(Dataset entries on figures)
--
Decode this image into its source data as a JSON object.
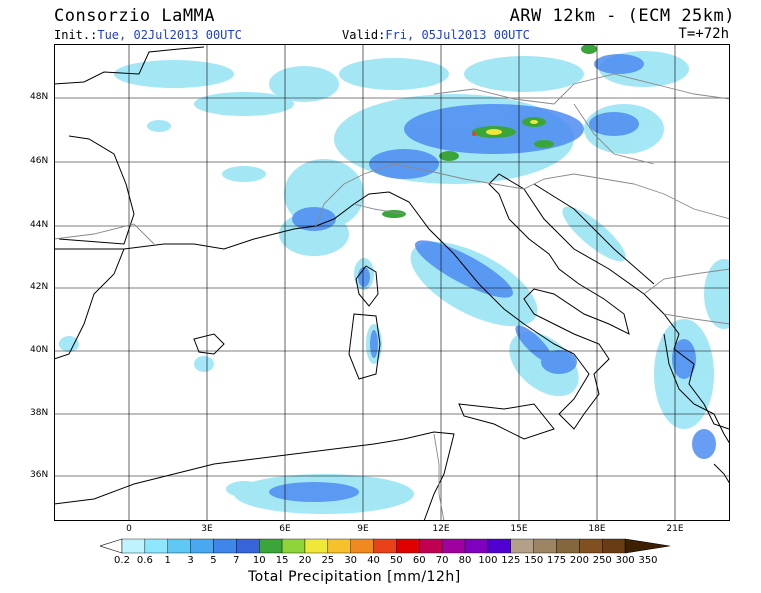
{
  "header": {
    "title": "Consorzio LaMMA",
    "model": "ARW 12km - (ECM 25km)",
    "init_label": "Init.:",
    "init_value": "Tue, 02Jul2013 00UTC",
    "valid_label": "Valid:",
    "valid_value": "Fri, 05Jul2013 00UTC",
    "lead_time": "T=+72h"
  },
  "map": {
    "lat_labels": [
      "48N",
      "46N",
      "44N",
      "42N",
      "40N",
      "38N",
      "36N"
    ],
    "lon_labels": [
      "0",
      "3E",
      "6E",
      "9E",
      "12E",
      "15E",
      "18E",
      "21E"
    ],
    "colors": {
      "coast": "#000000",
      "border": "#888888",
      "light_rain": "#9fe6f5",
      "moderate_rain": "#4e8cf2",
      "heavy_rain": "#3aa63a"
    }
  },
  "legend": {
    "title": "Total Precipitation [mm/12h]",
    "labels": [
      "0.2",
      "0.6",
      "1",
      "3",
      "5",
      "7",
      "10",
      "15",
      "20",
      "25",
      "30",
      "40",
      "50",
      "60",
      "70",
      "80",
      "100",
      "125",
      "150",
      "175",
      "200",
      "250",
      "300",
      "350"
    ],
    "colors": [
      "#ffffff",
      "#bff4ff",
      "#8fe6ff",
      "#5fc8f5",
      "#4aa8f0",
      "#3f86ea",
      "#3764d8",
      "#3aa63a",
      "#8ed43a",
      "#f0e838",
      "#f5c22c",
      "#f08a20",
      "#e84218",
      "#e00000",
      "#c00050",
      "#a000a0",
      "#8000c0",
      "#5000d0",
      "#b4a088",
      "#9c8464",
      "#84683c",
      "#805020",
      "#6a3c14",
      "#3c2000"
    ]
  }
}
--
Your task
Count every line bearing the word "title"; report the total only.

Solution
2